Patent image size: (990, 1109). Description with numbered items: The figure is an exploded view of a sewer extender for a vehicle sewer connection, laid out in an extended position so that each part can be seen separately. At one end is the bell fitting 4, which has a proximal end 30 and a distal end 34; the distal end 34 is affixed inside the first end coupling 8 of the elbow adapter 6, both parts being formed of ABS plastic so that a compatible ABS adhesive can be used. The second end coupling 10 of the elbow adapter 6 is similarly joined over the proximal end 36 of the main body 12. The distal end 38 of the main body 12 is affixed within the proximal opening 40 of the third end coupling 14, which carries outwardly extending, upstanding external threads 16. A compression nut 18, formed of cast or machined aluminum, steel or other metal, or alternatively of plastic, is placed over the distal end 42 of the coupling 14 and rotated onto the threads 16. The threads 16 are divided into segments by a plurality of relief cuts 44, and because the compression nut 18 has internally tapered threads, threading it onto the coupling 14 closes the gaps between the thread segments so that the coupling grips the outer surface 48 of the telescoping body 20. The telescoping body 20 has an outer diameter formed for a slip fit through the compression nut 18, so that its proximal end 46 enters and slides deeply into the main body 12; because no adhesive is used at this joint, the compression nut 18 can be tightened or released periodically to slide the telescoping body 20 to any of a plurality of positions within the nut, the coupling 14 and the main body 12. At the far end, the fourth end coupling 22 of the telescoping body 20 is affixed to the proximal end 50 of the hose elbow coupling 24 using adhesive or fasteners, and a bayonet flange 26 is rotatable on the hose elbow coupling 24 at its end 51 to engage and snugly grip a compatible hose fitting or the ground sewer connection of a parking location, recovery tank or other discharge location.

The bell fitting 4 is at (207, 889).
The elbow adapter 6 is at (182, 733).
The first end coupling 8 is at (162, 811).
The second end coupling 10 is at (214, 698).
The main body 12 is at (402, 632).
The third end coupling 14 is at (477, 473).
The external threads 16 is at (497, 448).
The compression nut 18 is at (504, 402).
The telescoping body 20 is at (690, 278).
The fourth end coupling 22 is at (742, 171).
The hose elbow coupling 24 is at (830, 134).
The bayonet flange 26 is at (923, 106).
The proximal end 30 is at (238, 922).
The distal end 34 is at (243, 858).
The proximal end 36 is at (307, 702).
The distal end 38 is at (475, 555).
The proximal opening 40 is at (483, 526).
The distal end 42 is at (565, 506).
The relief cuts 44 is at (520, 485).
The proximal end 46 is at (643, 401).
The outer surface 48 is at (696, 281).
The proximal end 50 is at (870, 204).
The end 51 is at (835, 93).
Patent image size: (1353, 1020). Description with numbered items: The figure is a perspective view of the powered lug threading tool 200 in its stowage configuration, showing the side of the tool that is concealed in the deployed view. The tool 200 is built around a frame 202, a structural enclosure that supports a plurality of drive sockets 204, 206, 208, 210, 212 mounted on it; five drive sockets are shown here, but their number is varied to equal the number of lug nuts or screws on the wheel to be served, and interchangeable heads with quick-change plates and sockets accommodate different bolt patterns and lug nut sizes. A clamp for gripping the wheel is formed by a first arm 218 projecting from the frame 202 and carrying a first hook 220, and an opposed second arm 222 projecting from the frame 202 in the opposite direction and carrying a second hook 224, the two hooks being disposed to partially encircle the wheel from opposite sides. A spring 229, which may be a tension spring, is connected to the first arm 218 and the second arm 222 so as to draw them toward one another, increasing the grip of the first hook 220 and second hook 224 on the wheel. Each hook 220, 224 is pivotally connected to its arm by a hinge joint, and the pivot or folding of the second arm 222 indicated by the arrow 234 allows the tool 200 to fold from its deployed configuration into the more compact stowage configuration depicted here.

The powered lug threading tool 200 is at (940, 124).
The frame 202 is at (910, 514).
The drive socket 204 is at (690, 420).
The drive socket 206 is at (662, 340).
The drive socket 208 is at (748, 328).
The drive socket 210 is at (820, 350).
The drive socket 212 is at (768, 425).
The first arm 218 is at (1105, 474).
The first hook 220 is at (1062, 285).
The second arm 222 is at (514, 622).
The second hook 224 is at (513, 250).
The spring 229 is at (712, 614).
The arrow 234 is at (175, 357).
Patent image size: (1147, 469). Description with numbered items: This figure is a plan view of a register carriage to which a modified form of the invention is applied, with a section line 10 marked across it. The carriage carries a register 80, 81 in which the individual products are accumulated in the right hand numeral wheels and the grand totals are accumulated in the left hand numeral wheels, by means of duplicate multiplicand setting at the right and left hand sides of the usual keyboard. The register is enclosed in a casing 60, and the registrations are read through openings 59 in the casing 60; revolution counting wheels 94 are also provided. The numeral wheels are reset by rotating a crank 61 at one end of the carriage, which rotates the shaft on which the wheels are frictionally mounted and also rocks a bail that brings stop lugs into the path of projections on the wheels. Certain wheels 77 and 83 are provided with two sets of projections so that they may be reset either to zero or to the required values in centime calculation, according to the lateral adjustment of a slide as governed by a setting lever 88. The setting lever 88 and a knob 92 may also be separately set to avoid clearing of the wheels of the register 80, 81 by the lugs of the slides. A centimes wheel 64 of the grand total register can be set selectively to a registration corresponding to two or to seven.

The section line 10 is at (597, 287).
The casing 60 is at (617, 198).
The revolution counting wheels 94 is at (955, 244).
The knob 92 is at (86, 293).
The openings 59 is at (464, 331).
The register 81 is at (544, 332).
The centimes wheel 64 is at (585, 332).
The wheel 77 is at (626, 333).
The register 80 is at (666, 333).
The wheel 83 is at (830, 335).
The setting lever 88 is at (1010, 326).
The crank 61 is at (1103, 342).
##########
**Given problem:** Copy every line of the records above, with no change to any character.

**Final result:**
Patent image size: (990, 1109). Description with numbered items: The figure is an exploded view of a sewer extender for a vehicle sewer connection, laid out in an extended position so that each part can be seen separately. At one end is the bell fitting 4, which has a proximal end 30 and a distal end 34; the distal end 34 is affixed inside the first end coupling 8 of the elbow adapter 6, both parts being formed of ABS plastic so that a compatible ABS adhesive can be used. The second end coupling 10 of the elbow adapter 6 is similarly joined over the proximal end 36 of the main body 12. The distal end 38 of the main body 12 is affixed within the proximal opening 40 of the third end coupling 14, which carries outwardly extending, upstanding external threads 16. A compression nut 18, formed of cast or machined aluminum, steel or other metal, or alternatively of plastic, is placed over the distal end 42 of the coupling 14 and rotated onto the threads 16. The threads 16 are divided into segments by a plurality of relief cuts 44, and because the compression nut 18 has internally tapered threads, threading it onto the coupling 14 closes the gaps between the thread segments so that the coupling grips the outer surface 48 of the telescoping body 20. The telescoping body 20 has an outer diameter formed for a slip fit through the compression nut 18, so that its proximal end 46 enters and slides deeply into the main body 12; because no adhesive is used at this joint, the compression nut 18 can be tightened or released periodically to slide the telescoping body 20 to any of a plurality of positions within the nut, the coupling 14 and the main body 12. At the far end, the fourth end coupling 22 of the telescoping body 20 is affixed to the proximal end 50 of the hose elbow coupling 24 using adhesive or fasteners, and a bayonet flange 26 is rotatable on the hose elbow coupling 24 at its end 51 to engage and snugly grip a compatible hose fitting or the ground sewer connection of a parking location, recovery tank or other discharge location.

The bell fitting 4 is at (207, 889).
The elbow adapter 6 is at (182, 733).
The first end coupling 8 is at (162, 811).
The second end coupling 10 is at (214, 698).
The main body 12 is at (402, 632).
The third end coupling 14 is at (477, 473).
The external threads 16 is at (497, 448).
The compression nut 18 is at (504, 402).
The telescoping body 20 is at (690, 278).
The fourth end coupling 22 is at (742, 171).
The hose elbow coupling 24 is at (830, 134).
The bayonet flange 26 is at (923, 106).
The proximal end 30 is at (238, 922).
The distal end 34 is at (243, 858).
The proximal end 36 is at (307, 702).
The distal end 38 is at (475, 555).
The proximal opening 40 is at (483, 526).
The distal end 42 is at (565, 506).
The relief cuts 44 is at (520, 485).
The proximal end 46 is at (643, 401).
The outer surface 48 is at (696, 281).
The proximal end 50 is at (870, 204).
The end 51 is at (835, 93).
Patent image size: (1353, 1020). Description with numbered items: The figure is a perspective view of the powered lug threading tool 200 in its stowage configuration, showing the side of the tool that is concealed in the deployed view. The tool 200 is built around a frame 202, a structural enclosure that supports a plurality of drive sockets 204, 206, 208, 210, 212 mounted on it; five drive sockets are shown here, but their number is varied to equal the number of lug nuts or screws on the wheel to be served, and interchangeable heads with quick-change plates and sockets accommodate different bolt patterns and lug nut sizes. A clamp for gripping the wheel is formed by a first arm 218 projecting from the frame 202 and carrying a first hook 220, and an opposed second arm 222 projecting from the frame 202 in the opposite direction and carrying a second hook 224, the two hooks being disposed to partially encircle the wheel from opposite sides. A spring 229, which may be a tension spring, is connected to the first arm 218 and the second arm 222 so as to draw them toward one another, increasing the grip of the first hook 220 and second hook 224 on the wheel. Each hook 220, 224 is pivotally connected to its arm by a hinge joint, and the pivot or folding of the second arm 222 indicated by the arrow 234 allows the tool 200 to fold from its deployed configuration into the more compact stowage configuration depicted here.

The powered lug threading tool 200 is at (940, 124).
The frame 202 is at (910, 514).
The drive socket 204 is at (690, 420).
The drive socket 206 is at (662, 340).
The drive socket 208 is at (748, 328).
The drive socket 210 is at (820, 350).
The drive socket 212 is at (768, 425).
The first arm 218 is at (1105, 474).
The first hook 220 is at (1062, 285).
The second arm 222 is at (514, 622).
The second hook 224 is at (513, 250).
The spring 229 is at (712, 614).
The arrow 234 is at (175, 357).
Patent image size: (1147, 469). Description with numbered items: This figure is a plan view of a register carriage to which a modified form of the invention is applied, with a section line 10 marked across it. The carriage carries a register 80, 81 in which the individual products are accumulated in the right hand numeral wheels and the grand totals are accumulated in the left hand numeral wheels, by means of duplicate multiplicand setting at the right and left hand sides of the usual keyboard. The register is enclosed in a casing 60, and the registrations are read through openings 59 in the casing 60; revolution counting wheels 94 are also provided. The numeral wheels are reset by rotating a crank 61 at one end of the carriage, which rotates the shaft on which the wheels are frictionally mounted and also rocks a bail that brings stop lugs into the path of projections on the wheels. Certain wheels 77 and 83 are provided with two sets of projections so that they may be reset either to zero or to the required values in centime calculation, according to the lateral adjustment of a slide as governed by a setting lever 88. The setting lever 88 and a knob 92 may also be separately set to avoid clearing of the wheels of the register 80, 81 by the lugs of the slides. A centimes wheel 64 of the grand total register can be set selectively to a registration corresponding to two or to seven.

The section line 10 is at (597, 287).
The casing 60 is at (617, 198).
The revolution counting wheels 94 is at (955, 244).
The knob 92 is at (86, 293).
The openings 59 is at (464, 331).
The register 81 is at (544, 332).
The centimes wheel 64 is at (585, 332).
The wheel 77 is at (626, 333).
The register 80 is at (666, 333).
The wheel 83 is at (830, 335).
The setting lever 88 is at (1010, 326).
The crank 61 is at (1103, 342).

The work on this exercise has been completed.